* _The task_
Records follow. Copy every line with "kind".

* _Material shown_
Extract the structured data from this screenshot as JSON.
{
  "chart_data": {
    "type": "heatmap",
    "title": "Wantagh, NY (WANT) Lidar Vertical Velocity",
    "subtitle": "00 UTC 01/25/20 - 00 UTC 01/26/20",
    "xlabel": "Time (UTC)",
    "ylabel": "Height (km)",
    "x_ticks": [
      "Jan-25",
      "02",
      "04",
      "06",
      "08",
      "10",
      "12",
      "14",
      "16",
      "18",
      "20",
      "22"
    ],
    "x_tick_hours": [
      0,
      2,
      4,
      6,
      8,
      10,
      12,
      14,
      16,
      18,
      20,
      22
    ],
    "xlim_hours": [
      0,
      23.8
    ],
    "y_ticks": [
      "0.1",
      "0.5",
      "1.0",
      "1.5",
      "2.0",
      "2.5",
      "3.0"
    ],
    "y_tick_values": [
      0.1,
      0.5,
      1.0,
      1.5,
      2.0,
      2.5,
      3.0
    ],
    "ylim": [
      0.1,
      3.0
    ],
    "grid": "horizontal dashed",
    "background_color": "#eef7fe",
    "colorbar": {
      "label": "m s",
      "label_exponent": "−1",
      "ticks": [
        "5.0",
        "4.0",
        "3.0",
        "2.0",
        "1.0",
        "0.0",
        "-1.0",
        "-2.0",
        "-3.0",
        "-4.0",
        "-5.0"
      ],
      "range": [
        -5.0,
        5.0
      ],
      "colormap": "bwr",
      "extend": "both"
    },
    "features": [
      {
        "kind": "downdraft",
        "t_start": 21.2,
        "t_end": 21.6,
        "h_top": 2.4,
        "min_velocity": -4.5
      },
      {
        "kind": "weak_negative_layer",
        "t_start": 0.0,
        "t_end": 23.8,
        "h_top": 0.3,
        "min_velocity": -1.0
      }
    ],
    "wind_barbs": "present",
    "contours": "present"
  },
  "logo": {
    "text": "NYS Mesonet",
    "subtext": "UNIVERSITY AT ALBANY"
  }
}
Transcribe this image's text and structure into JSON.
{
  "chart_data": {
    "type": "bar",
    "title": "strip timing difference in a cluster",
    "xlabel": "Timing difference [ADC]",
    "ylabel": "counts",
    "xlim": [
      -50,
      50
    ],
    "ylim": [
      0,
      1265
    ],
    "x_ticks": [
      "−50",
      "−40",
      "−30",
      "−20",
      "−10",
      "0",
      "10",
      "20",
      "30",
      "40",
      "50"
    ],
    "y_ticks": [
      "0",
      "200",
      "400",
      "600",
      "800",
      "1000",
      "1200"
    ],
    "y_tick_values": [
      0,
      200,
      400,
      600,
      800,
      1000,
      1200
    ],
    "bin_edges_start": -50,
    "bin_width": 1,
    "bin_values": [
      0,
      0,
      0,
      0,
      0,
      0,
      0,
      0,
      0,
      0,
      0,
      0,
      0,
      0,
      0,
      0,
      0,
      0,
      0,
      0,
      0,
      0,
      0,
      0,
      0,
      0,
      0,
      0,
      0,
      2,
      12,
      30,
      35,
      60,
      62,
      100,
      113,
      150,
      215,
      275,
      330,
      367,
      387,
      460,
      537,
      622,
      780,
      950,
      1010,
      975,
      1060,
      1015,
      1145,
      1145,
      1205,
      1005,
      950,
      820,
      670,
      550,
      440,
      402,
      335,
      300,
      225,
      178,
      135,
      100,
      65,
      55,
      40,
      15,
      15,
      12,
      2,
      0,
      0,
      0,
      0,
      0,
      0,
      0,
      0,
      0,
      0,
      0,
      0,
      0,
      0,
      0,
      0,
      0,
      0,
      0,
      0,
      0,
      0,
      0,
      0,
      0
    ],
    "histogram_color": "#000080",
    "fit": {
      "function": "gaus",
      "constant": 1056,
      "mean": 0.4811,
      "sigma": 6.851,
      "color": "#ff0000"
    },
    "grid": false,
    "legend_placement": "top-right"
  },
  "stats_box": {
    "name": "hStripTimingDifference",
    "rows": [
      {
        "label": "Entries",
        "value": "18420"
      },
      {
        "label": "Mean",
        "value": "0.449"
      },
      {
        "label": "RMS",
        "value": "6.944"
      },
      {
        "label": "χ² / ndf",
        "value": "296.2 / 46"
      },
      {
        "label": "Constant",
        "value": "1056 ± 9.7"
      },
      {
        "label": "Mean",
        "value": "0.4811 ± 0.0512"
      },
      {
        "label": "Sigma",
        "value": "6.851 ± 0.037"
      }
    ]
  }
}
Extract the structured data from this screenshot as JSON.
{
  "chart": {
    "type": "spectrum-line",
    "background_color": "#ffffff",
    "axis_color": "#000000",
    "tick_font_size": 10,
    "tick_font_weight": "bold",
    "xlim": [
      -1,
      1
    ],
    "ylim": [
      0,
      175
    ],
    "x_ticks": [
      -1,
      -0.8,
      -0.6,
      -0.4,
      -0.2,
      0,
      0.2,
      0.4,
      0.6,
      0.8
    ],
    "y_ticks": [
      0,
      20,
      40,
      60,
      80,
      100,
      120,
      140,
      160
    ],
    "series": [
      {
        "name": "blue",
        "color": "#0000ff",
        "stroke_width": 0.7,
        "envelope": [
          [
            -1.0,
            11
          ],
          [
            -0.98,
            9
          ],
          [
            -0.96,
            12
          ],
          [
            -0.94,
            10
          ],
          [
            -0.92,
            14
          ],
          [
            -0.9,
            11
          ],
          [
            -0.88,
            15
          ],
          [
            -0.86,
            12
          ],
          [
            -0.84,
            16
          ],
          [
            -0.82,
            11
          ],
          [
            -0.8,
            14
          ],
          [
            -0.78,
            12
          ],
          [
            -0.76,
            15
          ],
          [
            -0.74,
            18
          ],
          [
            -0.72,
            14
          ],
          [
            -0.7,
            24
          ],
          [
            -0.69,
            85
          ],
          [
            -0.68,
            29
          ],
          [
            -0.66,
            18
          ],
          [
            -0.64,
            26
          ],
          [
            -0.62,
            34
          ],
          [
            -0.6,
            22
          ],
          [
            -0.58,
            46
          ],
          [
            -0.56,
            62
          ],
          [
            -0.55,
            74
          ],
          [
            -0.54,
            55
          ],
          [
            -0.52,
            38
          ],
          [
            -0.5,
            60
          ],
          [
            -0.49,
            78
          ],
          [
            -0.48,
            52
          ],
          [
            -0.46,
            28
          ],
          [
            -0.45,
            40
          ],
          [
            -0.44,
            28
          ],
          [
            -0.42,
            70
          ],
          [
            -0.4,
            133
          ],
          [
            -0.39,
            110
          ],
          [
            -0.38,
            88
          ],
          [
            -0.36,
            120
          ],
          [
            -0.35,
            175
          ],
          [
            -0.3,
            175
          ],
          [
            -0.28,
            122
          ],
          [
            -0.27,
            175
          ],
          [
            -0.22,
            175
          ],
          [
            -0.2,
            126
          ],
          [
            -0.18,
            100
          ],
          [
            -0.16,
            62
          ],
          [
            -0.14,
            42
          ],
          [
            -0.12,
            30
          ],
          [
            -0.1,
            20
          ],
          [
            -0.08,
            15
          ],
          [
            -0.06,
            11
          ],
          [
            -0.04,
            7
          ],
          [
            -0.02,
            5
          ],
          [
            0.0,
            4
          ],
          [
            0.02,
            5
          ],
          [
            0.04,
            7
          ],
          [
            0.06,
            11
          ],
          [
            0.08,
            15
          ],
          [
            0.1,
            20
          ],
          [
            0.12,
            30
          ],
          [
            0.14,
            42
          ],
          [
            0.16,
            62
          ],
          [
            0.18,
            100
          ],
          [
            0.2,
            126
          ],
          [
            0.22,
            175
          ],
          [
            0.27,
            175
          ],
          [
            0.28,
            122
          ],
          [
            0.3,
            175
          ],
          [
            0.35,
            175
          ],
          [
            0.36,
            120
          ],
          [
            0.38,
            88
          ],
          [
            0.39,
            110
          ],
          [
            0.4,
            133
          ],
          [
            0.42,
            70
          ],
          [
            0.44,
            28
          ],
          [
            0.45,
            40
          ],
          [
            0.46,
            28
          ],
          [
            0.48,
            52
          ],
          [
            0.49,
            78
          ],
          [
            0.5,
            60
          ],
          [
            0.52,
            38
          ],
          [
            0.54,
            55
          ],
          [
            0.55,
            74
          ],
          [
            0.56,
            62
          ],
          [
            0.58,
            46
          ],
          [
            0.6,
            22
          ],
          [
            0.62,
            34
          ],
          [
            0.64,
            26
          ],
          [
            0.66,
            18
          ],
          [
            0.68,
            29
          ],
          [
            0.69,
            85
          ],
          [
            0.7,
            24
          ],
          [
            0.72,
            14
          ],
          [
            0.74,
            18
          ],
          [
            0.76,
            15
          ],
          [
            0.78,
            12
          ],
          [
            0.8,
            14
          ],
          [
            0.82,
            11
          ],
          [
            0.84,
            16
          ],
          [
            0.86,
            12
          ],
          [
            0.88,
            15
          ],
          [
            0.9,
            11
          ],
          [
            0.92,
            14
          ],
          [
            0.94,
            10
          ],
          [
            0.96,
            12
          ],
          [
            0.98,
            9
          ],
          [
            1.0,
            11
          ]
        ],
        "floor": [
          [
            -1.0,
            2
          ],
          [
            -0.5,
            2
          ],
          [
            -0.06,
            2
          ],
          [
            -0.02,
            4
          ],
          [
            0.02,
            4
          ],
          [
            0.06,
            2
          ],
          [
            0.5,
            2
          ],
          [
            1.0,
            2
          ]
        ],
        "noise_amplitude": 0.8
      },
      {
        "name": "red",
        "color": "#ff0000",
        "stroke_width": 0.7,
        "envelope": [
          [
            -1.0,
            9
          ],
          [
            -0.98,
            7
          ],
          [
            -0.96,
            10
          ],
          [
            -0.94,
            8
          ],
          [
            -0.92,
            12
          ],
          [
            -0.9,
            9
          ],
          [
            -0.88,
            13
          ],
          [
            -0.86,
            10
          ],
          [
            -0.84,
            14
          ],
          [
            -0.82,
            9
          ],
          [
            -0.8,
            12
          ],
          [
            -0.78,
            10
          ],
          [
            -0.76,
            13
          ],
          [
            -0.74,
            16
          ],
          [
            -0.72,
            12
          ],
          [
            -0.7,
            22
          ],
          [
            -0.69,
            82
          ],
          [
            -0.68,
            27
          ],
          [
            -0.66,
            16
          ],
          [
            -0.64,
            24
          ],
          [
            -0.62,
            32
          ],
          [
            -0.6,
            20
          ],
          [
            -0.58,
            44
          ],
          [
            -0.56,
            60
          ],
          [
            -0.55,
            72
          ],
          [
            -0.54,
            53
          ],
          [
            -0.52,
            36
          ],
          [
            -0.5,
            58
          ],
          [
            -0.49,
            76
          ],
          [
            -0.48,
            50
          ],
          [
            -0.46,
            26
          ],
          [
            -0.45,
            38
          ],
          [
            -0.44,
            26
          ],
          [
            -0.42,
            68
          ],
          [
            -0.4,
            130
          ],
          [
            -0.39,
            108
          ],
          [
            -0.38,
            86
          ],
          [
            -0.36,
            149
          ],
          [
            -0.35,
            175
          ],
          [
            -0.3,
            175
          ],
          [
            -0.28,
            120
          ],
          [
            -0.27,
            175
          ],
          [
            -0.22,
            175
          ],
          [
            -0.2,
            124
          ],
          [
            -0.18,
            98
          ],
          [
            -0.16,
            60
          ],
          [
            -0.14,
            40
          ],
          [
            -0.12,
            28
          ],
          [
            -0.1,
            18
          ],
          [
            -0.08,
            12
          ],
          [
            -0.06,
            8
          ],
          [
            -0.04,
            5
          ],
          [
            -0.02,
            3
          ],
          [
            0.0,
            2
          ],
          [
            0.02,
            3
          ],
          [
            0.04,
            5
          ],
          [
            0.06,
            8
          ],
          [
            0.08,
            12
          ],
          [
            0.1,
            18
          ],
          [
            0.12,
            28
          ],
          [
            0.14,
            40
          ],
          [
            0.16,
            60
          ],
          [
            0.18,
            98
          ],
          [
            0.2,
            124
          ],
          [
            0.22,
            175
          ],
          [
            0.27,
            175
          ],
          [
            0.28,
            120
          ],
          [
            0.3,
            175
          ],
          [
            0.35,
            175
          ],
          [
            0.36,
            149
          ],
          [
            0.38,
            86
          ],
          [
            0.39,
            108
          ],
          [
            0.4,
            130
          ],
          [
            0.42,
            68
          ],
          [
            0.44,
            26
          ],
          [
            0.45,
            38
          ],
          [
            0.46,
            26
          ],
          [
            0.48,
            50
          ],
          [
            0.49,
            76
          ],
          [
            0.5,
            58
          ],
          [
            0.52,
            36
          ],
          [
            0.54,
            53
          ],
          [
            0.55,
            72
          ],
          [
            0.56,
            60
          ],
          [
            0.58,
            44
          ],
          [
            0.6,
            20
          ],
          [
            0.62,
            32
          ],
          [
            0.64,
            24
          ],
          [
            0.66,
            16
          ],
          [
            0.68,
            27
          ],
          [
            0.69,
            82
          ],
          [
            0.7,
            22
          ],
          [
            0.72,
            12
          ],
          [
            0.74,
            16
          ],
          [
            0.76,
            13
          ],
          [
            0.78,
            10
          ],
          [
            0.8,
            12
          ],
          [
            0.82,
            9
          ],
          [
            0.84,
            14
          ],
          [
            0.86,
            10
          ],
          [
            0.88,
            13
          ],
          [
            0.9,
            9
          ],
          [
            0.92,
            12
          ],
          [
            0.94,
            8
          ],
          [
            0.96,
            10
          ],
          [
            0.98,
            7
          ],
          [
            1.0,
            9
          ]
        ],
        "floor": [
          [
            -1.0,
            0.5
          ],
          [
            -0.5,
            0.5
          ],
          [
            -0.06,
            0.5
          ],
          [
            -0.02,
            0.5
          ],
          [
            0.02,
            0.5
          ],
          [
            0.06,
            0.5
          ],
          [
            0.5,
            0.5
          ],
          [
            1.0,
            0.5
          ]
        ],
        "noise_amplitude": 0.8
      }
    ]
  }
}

* _Full solution_
        "kind": "downdraft",
        "kind": "weak_negative_layer",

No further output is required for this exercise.